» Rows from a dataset

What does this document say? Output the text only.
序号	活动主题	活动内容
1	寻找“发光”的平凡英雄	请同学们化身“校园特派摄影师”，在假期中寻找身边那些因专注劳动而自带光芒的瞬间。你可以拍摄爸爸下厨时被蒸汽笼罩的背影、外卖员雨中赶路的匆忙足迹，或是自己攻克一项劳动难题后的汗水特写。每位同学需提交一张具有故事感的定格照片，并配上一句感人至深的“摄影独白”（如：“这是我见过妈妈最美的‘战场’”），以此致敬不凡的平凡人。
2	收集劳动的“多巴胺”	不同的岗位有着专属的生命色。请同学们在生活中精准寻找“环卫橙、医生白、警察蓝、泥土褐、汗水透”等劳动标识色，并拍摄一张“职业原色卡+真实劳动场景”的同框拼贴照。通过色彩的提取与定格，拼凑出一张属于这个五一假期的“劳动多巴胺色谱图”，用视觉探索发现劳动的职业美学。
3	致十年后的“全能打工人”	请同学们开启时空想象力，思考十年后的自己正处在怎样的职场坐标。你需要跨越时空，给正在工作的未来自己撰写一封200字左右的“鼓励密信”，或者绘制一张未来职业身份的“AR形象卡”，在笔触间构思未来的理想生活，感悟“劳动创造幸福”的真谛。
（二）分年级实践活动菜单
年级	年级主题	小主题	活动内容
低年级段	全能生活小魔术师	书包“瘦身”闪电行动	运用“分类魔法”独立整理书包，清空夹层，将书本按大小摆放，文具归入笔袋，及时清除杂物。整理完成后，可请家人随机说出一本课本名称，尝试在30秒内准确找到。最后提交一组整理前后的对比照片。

» EXERCISE PROMPT
Each line in the material above must be retyped without alteration.

» OUTPUT FOR THIS EXERCISE
What does this document say? Output the text only.
序号	活动主题	活动内容
1	寻找“发光”的平凡英雄	请同学们化身“校园特派摄影师”，在假期中寻找身边那些因专注劳动而自带光芒的瞬间。你可以拍摄爸爸下厨时被蒸汽笼罩的背影、外卖员雨中赶路的匆忙足迹，或是自己攻克一项劳动难题后的汗水特写。每位同学需提交一张具有故事感的定格照片，并配上一句感人至深的“摄影独白”（如：“这是我见过妈妈最美的‘战场’”），以此致敬不凡的平凡人。
2	收集劳动的“多巴胺”	不同的岗位有着专属的生命色。请同学们在生活中精准寻找“环卫橙、医生白、警察蓝、泥土褐、汗水透”等劳动标识色，并拍摄一张“职业原色卡+真实劳动场景”的同框拼贴照。通过色彩的提取与定格，拼凑出一张属于这个五一假期的“劳动多巴胺色谱图”，用视觉探索发现劳动的职业美学。
3	致十年后的“全能打工人”	请同学们开启时空想象力，思考十年后的自己正处在怎样的职场坐标。你需要跨越时空，给正在工作的未来自己撰写一封200字左右的“鼓励密信”，或者绘制一张未来职业身份的“AR形象卡”，在笔触间构思未来的理想生活，感悟“劳动创造幸福”的真谛。
（二）分年级实践活动菜单
年级	年级主题	小主题	活动内容
低年级段	全能生活小魔术师	书包“瘦身”闪电行动	运用“分类魔法”独立整理书包，清空夹层，将书本按大小摆放，文具归入笔袋，及时清除杂物。整理完成后，可请家人随机说出一本课本名称，尝试在30秒内准确找到。最后提交一组整理前后的对比照片。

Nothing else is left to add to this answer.